= WRITTEN REQUEST =
Collect the lines of the entries where "guide" shows up.

Stored records
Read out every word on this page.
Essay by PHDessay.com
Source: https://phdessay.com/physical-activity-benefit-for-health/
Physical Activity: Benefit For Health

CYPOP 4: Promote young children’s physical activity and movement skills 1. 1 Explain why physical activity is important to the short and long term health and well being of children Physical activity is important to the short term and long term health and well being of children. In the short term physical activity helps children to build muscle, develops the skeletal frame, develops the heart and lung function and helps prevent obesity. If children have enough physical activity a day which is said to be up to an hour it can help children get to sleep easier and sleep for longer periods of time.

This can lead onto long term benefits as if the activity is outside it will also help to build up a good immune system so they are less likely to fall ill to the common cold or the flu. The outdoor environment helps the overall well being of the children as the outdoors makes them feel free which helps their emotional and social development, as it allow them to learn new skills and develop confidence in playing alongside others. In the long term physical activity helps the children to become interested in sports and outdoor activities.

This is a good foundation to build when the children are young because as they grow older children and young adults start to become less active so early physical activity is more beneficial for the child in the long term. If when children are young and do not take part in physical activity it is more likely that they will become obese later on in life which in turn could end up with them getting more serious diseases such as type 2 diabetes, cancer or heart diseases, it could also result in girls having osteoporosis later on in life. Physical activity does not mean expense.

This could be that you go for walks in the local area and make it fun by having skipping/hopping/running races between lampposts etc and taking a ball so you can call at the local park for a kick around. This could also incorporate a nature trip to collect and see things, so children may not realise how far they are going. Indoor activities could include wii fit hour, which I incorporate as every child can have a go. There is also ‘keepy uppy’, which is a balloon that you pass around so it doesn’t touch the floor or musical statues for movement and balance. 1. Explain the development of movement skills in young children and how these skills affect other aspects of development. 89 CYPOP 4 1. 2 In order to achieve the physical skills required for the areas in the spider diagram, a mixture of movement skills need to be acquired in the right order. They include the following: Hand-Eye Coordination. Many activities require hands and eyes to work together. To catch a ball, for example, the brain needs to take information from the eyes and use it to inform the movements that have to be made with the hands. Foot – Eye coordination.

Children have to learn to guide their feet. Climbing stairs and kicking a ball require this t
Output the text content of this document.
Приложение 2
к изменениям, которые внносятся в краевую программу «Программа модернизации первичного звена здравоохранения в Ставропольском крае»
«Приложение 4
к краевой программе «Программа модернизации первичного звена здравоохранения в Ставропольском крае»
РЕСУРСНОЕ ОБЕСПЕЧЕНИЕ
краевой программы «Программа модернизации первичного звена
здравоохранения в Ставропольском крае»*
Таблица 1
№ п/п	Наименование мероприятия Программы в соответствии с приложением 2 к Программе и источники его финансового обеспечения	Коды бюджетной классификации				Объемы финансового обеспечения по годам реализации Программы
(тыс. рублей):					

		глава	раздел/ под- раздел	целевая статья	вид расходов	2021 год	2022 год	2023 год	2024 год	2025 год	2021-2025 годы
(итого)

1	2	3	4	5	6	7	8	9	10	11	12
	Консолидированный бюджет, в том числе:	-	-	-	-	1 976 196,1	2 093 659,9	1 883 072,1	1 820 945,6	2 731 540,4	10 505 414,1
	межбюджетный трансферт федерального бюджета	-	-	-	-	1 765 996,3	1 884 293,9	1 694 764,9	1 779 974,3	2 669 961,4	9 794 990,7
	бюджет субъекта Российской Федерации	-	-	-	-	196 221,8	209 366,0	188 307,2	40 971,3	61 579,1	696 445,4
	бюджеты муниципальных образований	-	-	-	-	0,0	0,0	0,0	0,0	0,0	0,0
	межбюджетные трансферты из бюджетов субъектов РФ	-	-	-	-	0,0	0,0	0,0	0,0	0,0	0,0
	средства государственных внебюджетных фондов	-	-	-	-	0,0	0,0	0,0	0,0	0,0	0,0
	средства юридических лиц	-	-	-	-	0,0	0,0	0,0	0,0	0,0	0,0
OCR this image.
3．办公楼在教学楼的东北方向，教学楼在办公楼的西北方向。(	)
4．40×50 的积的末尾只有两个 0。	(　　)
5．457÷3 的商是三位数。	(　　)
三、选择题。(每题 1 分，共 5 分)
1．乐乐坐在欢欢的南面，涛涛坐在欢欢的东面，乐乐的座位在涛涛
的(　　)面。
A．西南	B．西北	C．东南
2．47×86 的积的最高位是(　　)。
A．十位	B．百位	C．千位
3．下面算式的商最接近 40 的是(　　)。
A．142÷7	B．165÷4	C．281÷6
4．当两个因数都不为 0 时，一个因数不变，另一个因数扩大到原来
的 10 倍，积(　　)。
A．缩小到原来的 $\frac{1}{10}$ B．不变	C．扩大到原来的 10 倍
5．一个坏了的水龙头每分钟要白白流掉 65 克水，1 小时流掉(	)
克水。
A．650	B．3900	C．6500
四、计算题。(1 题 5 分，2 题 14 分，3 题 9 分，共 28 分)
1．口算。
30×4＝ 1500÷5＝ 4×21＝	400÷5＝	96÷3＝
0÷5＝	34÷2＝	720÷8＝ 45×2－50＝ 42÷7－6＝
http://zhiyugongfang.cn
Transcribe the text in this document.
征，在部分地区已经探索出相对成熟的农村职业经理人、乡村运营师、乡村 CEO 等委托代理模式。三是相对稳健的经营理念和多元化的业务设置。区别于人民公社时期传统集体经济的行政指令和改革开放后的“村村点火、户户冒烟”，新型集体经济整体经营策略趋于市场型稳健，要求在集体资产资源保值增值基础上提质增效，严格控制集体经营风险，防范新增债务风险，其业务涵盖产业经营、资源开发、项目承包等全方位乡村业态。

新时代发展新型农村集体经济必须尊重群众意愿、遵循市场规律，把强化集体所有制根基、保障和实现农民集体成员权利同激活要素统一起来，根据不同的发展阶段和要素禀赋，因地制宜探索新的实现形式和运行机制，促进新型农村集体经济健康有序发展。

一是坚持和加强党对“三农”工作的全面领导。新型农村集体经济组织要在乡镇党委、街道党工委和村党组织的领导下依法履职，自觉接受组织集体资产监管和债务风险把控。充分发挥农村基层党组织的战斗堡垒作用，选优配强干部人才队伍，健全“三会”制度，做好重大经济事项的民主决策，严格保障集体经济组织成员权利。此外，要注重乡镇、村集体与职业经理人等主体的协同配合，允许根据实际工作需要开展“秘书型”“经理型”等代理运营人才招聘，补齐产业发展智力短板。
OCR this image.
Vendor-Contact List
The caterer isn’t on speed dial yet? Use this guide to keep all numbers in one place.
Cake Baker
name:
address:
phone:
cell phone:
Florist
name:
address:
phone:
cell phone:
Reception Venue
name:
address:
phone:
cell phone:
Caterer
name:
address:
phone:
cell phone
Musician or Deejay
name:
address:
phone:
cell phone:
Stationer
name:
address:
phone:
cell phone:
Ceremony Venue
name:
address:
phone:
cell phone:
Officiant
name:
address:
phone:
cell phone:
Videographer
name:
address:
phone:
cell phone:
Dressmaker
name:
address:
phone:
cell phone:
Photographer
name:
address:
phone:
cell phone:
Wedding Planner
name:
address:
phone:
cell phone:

= RESPONSE BELOW =
Children have to learn to guide their feet. Climbing stairs and kicking a ball require this t
The caterer isn’t on speed dial yet? Use this guide to keep all numbers in one place.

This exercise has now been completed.